**What the task requires**
Take each line that has the word "Alkoholkonsum" and return it.

[Stored entries]
========================================================================
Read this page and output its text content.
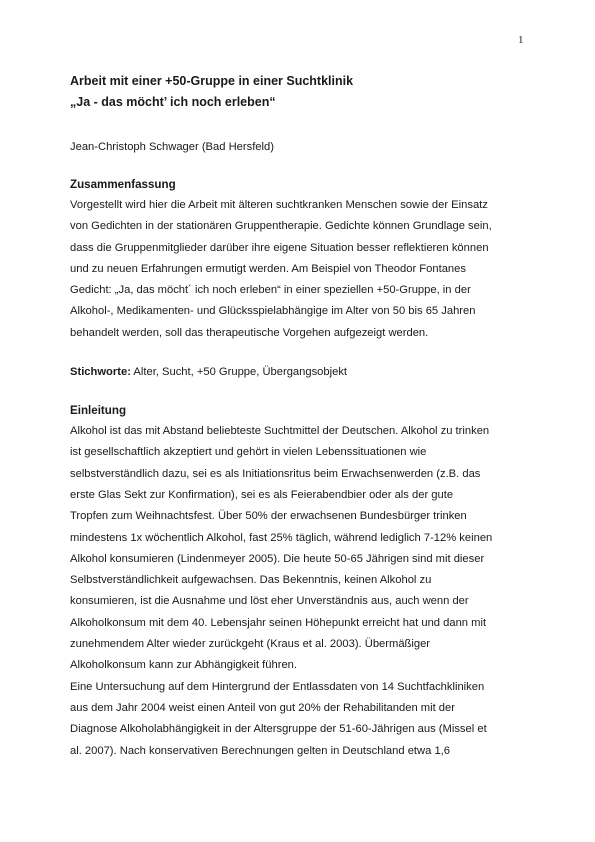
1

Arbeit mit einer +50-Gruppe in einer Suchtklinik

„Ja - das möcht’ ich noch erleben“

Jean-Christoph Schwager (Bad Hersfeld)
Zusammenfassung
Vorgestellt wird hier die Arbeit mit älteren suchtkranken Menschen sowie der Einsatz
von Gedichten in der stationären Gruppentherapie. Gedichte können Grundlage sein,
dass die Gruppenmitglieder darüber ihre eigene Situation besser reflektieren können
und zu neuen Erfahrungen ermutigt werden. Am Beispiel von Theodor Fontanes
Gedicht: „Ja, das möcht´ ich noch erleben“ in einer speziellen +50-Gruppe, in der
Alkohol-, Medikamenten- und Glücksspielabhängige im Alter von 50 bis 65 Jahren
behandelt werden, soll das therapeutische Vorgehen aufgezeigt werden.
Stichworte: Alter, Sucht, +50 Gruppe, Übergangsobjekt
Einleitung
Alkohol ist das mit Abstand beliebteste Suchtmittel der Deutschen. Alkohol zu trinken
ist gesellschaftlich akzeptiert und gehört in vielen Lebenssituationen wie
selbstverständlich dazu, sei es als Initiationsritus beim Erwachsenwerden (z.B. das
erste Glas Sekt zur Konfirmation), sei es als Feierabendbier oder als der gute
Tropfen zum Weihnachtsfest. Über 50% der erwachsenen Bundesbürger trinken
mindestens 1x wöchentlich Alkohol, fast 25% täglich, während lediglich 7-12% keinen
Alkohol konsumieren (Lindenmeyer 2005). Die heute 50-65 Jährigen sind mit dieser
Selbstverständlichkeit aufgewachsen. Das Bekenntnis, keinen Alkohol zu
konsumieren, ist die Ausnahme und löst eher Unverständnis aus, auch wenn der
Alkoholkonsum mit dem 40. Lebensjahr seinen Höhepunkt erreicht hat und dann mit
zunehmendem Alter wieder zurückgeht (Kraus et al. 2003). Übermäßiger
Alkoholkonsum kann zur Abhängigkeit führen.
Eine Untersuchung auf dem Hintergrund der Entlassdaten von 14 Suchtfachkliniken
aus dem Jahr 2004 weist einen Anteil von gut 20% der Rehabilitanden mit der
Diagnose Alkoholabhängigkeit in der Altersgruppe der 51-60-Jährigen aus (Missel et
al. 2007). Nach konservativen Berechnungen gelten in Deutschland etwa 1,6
========================================================================
**Correct result**
Alkoholkonsum mit dem 40. Lebensjahr seinen Höhepunkt erreicht hat und dann mit
Alkoholkonsum kann zur Abhängigkeit führen.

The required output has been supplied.